## REQUIREMENT
Print all of the data exactly.
————————
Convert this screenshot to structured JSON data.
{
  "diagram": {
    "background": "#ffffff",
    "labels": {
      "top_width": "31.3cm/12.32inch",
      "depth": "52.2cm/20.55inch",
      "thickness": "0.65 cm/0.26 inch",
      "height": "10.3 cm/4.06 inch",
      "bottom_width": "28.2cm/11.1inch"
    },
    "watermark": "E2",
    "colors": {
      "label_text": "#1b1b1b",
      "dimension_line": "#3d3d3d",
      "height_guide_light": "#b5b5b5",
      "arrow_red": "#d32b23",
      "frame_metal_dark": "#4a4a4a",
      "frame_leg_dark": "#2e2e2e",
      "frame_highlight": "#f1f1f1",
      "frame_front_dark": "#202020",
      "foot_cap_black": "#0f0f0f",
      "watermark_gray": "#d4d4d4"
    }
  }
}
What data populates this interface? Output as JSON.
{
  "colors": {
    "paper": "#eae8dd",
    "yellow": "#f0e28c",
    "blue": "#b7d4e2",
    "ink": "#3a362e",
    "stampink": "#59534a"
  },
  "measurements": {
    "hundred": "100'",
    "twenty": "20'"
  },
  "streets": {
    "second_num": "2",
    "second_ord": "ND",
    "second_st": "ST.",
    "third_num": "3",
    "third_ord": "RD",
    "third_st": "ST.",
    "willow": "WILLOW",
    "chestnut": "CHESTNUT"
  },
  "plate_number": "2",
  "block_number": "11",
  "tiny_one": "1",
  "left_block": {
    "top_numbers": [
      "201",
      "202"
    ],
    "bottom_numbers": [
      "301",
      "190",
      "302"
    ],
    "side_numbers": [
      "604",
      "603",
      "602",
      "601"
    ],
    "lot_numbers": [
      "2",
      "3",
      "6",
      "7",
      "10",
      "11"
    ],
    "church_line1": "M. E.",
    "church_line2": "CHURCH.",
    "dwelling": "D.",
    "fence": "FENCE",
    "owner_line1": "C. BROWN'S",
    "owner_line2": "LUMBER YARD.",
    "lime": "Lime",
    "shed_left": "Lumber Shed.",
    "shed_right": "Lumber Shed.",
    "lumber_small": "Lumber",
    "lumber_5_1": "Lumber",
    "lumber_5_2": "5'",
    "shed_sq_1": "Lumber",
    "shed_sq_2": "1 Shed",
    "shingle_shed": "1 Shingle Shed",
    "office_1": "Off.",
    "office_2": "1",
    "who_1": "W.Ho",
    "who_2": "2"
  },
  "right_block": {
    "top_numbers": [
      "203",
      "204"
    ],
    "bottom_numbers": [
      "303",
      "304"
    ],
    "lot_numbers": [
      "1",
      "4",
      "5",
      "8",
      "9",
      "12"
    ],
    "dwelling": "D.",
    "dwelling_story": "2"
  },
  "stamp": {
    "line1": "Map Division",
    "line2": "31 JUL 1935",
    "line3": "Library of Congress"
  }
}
————————
## FINAL ANSWER
Convert this screenshot to structured JSON data.
{
  "diagram": {
    "background": "#ffffff",
    "labels": {
      "top_width": "31.3cm/12.32inch",
      "depth": "52.2cm/20.55inch",
      "thickness": "0.65 cm/0.26 inch",
      "height": "10.3 cm/4.06 inch",
      "bottom_width": "28.2cm/11.1inch"
    },
    "watermark": "E2",
    "colors": {
      "label_text": "#1b1b1b",
      "dimension_line": "#3d3d3d",
      "height_guide_light": "#b5b5b5",
      "arrow_red": "#d32b23",
      "frame_metal_dark": "#4a4a4a",
      "frame_leg_dark": "#2e2e2e",
      "frame_highlight": "#f1f1f1",
      "frame_front_dark": "#202020",
      "foot_cap_black": "#0f0f0f",
      "watermark_gray": "#d4d4d4"
    }
  }
}
What data populates this interface? Output as JSON.
{
  "colors": {
    "paper": "#eae8dd",
    "yellow": "#f0e28c",
    "blue": "#b7d4e2",
    "ink": "#3a362e",
    "stampink": "#59534a"
  },
  "measurements": {
    "hundred": "100'",
    "twenty": "20'"
  },
  "streets": {
    "second_num": "2",
    "second_ord": "ND",
    "second_st": "ST.",
    "third_num": "3",
    "third_ord": "RD",
    "third_st": "ST.",
    "willow": "WILLOW",
    "chestnut": "CHESTNUT"
  },
  "plate_number": "2",
  "block_number": "11",
  "tiny_one": "1",
  "left_block": {
    "top_numbers": [
      "201",
      "202"
    ],
    "bottom_numbers": [
      "301",
      "190",
      "302"
    ],
    "side_numbers": [
      "604",
      "603",
      "602",
      "601"
    ],
    "lot_numbers": [
      "2",
      "3",
      "6",
      "7",
      "10",
      "11"
    ],
    "church_line1": "M. E.",
    "church_line2": "CHURCH.",
    "dwelling": "D.",
    "fence": "FENCE",
    "owner_line1": "C. BROWN'S",
    "owner_line2": "LUMBER YARD.",
    "lime": "Lime",
    "shed_left": "Lumber Shed.",
    "shed_right": "Lumber Shed.",
    "lumber_small": "Lumber",
    "lumber_5_1": "Lumber",
    "lumber_5_2": "5'",
    "shed_sq_1": "Lumber",
    "shed_sq_2": "1 Shed",
    "shingle_shed": "1 Shingle Shed",
    "office_1": "Off.",
    "office_2": "1",
    "who_1": "W.Ho",
    "who_2": "2"
  },
  "right_block": {
    "top_numbers": [
      "203",
      "204"
    ],
    "bottom_numbers": [
      "303",
      "304"
    ],
    "lot_numbers": [
      "1",
      "4",
      "5",
      "8",
      "9",
      "12"
    ],
    "dwelling": "D.",
    "dwelling_story": "2"
  },
  "stamp": {
    "line1": "Map Division",
    "line2": "31 JUL 1935",
    "line3": "Library of Congress"
  }
}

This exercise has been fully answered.